◆ STATED TASK: Below are some records; return each one exactly.

┌────────

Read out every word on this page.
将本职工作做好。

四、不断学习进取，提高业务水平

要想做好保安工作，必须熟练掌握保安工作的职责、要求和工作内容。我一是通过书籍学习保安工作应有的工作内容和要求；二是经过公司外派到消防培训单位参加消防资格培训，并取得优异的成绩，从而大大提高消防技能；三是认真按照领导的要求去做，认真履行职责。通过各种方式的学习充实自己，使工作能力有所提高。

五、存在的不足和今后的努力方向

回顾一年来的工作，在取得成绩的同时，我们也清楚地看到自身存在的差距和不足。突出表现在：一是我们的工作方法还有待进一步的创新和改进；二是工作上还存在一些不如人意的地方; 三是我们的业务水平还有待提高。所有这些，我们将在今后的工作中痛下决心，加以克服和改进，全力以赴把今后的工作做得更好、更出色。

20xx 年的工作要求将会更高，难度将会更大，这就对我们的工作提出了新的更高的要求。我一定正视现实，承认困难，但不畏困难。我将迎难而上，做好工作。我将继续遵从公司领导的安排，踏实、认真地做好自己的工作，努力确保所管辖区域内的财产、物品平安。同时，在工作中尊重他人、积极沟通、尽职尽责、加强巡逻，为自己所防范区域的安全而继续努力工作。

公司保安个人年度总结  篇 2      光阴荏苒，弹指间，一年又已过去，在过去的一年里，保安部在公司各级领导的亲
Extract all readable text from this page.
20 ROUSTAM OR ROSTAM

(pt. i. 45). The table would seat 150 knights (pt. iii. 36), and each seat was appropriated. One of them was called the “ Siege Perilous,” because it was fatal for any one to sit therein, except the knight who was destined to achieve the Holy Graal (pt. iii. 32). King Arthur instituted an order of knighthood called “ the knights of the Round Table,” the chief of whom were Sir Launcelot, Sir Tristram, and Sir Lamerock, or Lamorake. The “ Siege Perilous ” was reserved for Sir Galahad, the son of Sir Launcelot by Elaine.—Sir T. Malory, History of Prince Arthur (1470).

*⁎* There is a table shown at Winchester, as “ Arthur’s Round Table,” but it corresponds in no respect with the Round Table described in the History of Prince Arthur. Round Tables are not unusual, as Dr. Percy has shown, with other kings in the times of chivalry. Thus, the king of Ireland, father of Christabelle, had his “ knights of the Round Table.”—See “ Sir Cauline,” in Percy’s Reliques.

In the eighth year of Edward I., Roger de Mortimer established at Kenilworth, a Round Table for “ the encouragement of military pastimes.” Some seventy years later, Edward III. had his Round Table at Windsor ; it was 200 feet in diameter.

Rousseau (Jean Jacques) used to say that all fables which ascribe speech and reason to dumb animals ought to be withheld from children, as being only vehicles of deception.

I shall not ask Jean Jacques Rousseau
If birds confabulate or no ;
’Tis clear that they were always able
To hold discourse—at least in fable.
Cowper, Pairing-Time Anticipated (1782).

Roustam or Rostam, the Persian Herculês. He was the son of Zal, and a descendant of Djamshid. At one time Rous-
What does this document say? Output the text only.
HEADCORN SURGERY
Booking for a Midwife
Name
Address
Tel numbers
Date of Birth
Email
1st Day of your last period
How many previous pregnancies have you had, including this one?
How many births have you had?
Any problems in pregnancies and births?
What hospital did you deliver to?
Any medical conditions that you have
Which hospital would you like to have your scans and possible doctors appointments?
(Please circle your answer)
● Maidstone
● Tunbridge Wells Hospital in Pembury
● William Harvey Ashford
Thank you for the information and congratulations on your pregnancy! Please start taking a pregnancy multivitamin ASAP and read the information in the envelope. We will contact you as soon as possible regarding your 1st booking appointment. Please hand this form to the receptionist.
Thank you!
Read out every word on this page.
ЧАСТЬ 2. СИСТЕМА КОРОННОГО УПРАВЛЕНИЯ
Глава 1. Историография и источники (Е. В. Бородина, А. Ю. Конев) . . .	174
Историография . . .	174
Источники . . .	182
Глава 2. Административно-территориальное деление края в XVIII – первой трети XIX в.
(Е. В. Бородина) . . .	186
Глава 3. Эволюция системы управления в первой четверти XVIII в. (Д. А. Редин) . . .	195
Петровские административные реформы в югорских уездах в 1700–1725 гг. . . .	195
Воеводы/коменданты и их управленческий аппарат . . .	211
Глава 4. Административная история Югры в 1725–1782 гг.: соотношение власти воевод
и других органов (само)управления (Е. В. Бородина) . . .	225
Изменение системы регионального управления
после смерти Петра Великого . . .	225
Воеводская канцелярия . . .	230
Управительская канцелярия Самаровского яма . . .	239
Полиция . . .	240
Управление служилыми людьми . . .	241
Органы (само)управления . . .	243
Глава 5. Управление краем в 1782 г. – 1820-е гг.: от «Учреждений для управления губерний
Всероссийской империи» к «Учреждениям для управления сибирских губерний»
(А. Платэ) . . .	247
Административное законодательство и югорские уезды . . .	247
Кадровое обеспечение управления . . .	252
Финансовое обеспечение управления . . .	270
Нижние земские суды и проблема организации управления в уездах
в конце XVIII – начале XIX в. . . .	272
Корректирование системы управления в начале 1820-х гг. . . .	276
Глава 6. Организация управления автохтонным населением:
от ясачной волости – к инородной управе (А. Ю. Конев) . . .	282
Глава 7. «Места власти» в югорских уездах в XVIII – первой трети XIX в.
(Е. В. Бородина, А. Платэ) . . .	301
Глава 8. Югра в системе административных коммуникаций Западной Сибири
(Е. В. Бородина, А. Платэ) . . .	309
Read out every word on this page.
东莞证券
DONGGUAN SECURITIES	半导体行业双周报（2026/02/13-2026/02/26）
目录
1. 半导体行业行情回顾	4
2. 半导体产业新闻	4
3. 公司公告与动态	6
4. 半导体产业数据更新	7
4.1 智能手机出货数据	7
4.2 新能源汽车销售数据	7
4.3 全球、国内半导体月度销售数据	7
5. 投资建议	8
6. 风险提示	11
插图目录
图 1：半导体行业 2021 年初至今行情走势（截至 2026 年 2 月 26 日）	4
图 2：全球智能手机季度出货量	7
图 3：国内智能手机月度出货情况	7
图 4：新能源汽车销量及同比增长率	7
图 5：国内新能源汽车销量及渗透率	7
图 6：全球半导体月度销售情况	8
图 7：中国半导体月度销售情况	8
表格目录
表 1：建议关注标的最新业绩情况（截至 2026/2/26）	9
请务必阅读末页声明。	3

└────────

◆ RESULT:
Read out every word on this page.
将本职工作做好。

四、不断学习进取，提高业务水平

要想做好保安工作，必须熟练掌握保安工作的职责、要求和工作内容。我一是通过书籍学习保安工作应有的工作内容和要求；二是经过公司外派到消防培训单位参加消防资格培训，并取得优异的成绩，从而大大提高消防技能；三是认真按照领导的要求去做，认真履行职责。通过各种方式的学习充实自己，使工作能力有所提高。

五、存在的不足和今后的努力方向

回顾一年来的工作，在取得成绩的同时，我们也清楚地看到自身存在的差距和不足。突出表现在：一是我们的工作方法还有待进一步的创新和改进；二是工作上还存在一些不如人意的地方; 三是我们的业务水平还有待提高。所有这些，我们将在今后的工作中痛下决心，加以克服和改进，全力以赴把今后的工作做得更好、更出色。

20xx 年的工作要求将会更高，难度将会更大，这就对我们的工作提出了新的更高的要求。我一定正视现实，承认困难，但不畏困难。我将迎难而上，做好工作。我将继续遵从公司领导的安排，踏实、认真地做好自己的工作，努力确保所管辖区域内的财产、物品平安。同时，在工作中尊重他人、积极沟通、尽职尽责、加强巡逻，为自己所防范区域的安全而继续努力工作。

公司保安个人年度总结  篇 2      光阴荏苒，弹指间，一年又已过去，在过去的一年里，保安部在公司各级领导的亲
Extract all readable text from this page.
20 ROUSTAM OR ROSTAM

(pt. i. 45). The table would seat 150 knights (pt. iii. 36), and each seat was appropriated. One of them was called the “ Siege Perilous,” because it was fatal for any one to sit therein, except the knight who was destined to achieve the Holy Graal (pt. iii. 32). King Arthur instituted an order of knighthood called “ the knights of the Round Table,” the chief of whom were Sir Launcelot, Sir Tristram, and Sir Lamerock, or Lamorake. The “ Siege Perilous ” was reserved for Sir Galahad, the son of Sir Launcelot by Elaine.—Sir T. Malory, History of Prince Arthur (1470).

*⁎* There is a table shown at Winchester, as “ Arthur’s Round Table,” but it corresponds in no respect with the Round Table described in the History of Prince Arthur. Round Tables are not unusual, as Dr. Percy has shown, with other kings in the times of chivalry. Thus, the king of Ireland, father of Christabelle, had his “ knights of the Round Table.”—See “ Sir Cauline,” in Percy’s Reliques.

In the eighth year of Edward I., Roger de Mortimer established at Kenilworth, a Round Table for “ the encouragement of military pastimes.” Some seventy years later, Edward III. had his Round Table at Windsor ; it was 200 feet in diameter.

Rousseau (Jean Jacques) used to say that all fables which ascribe speech and reason to dumb animals ought to be withheld from children, as being only vehicles of deception.

I shall not ask Jean Jacques Rousseau
If birds confabulate or no ;
’Tis clear that they were always able
To hold discourse—at least in fable.
Cowper, Pairing-Time Anticipated (1782).

Roustam or Rostam, the Persian Herculês. He was the son of Zal, and a descendant of Djamshid. At one time Rous-
What does this document say? Output the text only.
HEADCORN SURGERY
Booking for a Midwife
Name
Address
Tel numbers
Date of Birth
Email
1st Day of your last period
How many previous pregnancies have you had, including this one?
How many births have you had?
Any problems in pregnancies and births?
What hospital did you deliver to?
Any medical conditions that you have
Which hospital would you like to have your scans and possible doctors appointments?
(Please circle your answer)
● Maidstone
● Tunbridge Wells Hospital in Pembury
● William Harvey Ashford
Thank you for the information and congratulations on your pregnancy! Please start taking a pregnancy multivitamin ASAP and read the information in the envelope. We will contact you as soon as possible regarding your 1st booking appointment. Please hand this form to the receptionist.
Thank you!
Read out every word on this page.
ЧАСТЬ 2. СИСТЕМА КОРОННОГО УПРАВЛЕНИЯ
Глава 1. Историография и источники (Е. В. Бородина, А. Ю. Конев) . . .	174
Историография . . .	174
Источники . . .	182
Глава 2. Административно-территориальное деление края в XVIII – первой трети XIX в.
(Е. В. Бородина) . . .	186
Глава 3. Эволюция системы управления в первой четверти XVIII в. (Д. А. Редин) . . .	195
Петровские административные реформы в югорских уездах в 1700–1725 гг. . . .	195
Воеводы/коменданты и их управленческий аппарат . . .	211
Глава 4. Административная история Югры в 1725–1782 гг.: соотношение власти воевод
и других органов (само)управления (Е. В. Бородина) . . .	225
Изменение системы регионального управления
после смерти Петра Великого . . .	225
Воеводская канцелярия . . .	230
Управительская канцелярия Самаровского яма . . .	239
Полиция . . .	240
Управление служилыми людьми . . .	241
Органы (само)управления . . .	243
Глава 5. Управление краем в 1782 г. – 1820-е гг.: от «Учреждений для управления губерний
Всероссийской империи» к «Учреждениям для управления сибирских губерний»
(А. Платэ) . . .	247
Административное законодательство и югорские уезды . . .	247
Кадровое обеспечение управления . . .	252
Финансовое обеспечение управления . . .	270
Нижние земские суды и проблема организации управления в уездах
в конце XVIII – начале XIX в. . . .	272
Корректирование системы управления в начале 1820-х гг. . . .	276
Глава 6. Организация управления автохтонным населением:
от ясачной волости – к инородной управе (А. Ю. Конев) . . .	282
Глава 7. «Места власти» в югорских уездах в XVIII – первой трети XIX в.
(Е. В. Бородина, А. Платэ) . . .	301
Глава 8. Югра в системе административных коммуникаций Западной Сибири
(Е. В. Бородина, А. Платэ) . . .	309
Read out every word on this page.
东莞证券
DONGGUAN SECURITIES	半导体行业双周报（2026/02/13-2026/02/26）
目录
1. 半导体行业行情回顾	4
2. 半导体产业新闻	4
3. 公司公告与动态	6
4. 半导体产业数据更新	7
4.1 智能手机出货数据	7
4.2 新能源汽车销售数据	7
4.3 全球、国内半导体月度销售数据	7
5. 投资建议	8
6. 风险提示	11
插图目录
图 1：半导体行业 2021 年初至今行情走势（截至 2026 年 2 月 26 日）	4
图 2：全球智能手机季度出货量	7
图 3：国内智能手机月度出货情况	7
图 4：新能源汽车销量及同比增长率	7
图 5：国内新能源汽车销量及渗透率	7
图 6：全球半导体月度销售情况	8
图 7：中国半导体月度销售情况	8
表格目录
表 1：建议关注标的最新业绩情况（截至 2026/2/26）	9
请务必阅读末页声明。	3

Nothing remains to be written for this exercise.